[Opening Extracted text section]

What did well, clicks-wise? — this organizational priority is a rough, often unwelcome, driver and repeated drumbeat, for journalists in the newsroom


The Missourian: Example of a socially responsible newsroom. For instance, we’re not going to do crime coverage without context


Media as public service / we have a public good mandate

Journalism in the public interest

We’ve had this model, where we the media are: “The best information brokers”


ProPublica:

We do have a newsroom of experts …. e.g., on Medicare, on the NSA

We have a number of tent pole investigations with deep expertise.

Our journalists know where the stories are, how to collect and synthesize data.

We use crowd-sourcing and engagement to gather stories …

e.g., we’re working on an investigation about Agent Orange exposure

Sometimes engagement starts before the story … with the Agent Orange story we collected 3200 stories from vets.

We always start with evidence!

How we approach investigations at ProPublica:

– first: how can our Engagement Team help start the investigative process?

– then, there’s still a long way to go: taking the data, taking the people stories we’ve gathered, and applying data visualization, applying machine learning to it to gain something more out of it


Newsroom Identity — who they are, and who they’re accountable to

Metrics — how do they feed back in?

At ProPublica we ask: What worked, what fell flat? We look at metrics (ChartBeat, etc) constantly. We have a lot of resources, space, and opportunity. Are we discovering an ROI (for engagement) that is/can be applicable to other organizations? Those 3200 Agent Orange contacts — we can email them directly, which can contribute to the end-result story having a higher impact. Deep audience engagement …. translating that into something we can measure.

[Closing Extracted text section]
[Opening Source material section]

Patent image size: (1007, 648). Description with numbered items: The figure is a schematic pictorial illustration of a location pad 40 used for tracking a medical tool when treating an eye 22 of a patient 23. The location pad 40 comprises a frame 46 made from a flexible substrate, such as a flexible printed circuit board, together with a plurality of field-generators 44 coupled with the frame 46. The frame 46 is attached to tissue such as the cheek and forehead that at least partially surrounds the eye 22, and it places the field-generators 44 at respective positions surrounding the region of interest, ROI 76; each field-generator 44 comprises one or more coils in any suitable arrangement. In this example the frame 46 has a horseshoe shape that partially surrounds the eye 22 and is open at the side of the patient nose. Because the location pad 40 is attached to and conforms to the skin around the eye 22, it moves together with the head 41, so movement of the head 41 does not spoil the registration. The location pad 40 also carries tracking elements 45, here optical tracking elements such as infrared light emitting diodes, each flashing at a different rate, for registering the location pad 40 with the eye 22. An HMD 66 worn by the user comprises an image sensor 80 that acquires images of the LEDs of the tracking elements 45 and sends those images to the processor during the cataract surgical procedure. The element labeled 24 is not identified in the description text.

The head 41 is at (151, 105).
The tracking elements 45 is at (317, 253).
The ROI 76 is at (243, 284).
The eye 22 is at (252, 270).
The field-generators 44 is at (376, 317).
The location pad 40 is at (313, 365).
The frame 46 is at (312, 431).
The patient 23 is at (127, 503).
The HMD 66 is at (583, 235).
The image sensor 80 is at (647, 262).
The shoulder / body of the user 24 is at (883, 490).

[Closing Source material section]

Work order:
According to the newsroom engagement notes, how many stories did ProPublica collect from vets for the Agent Orange story?

Final answer:
3200 stories.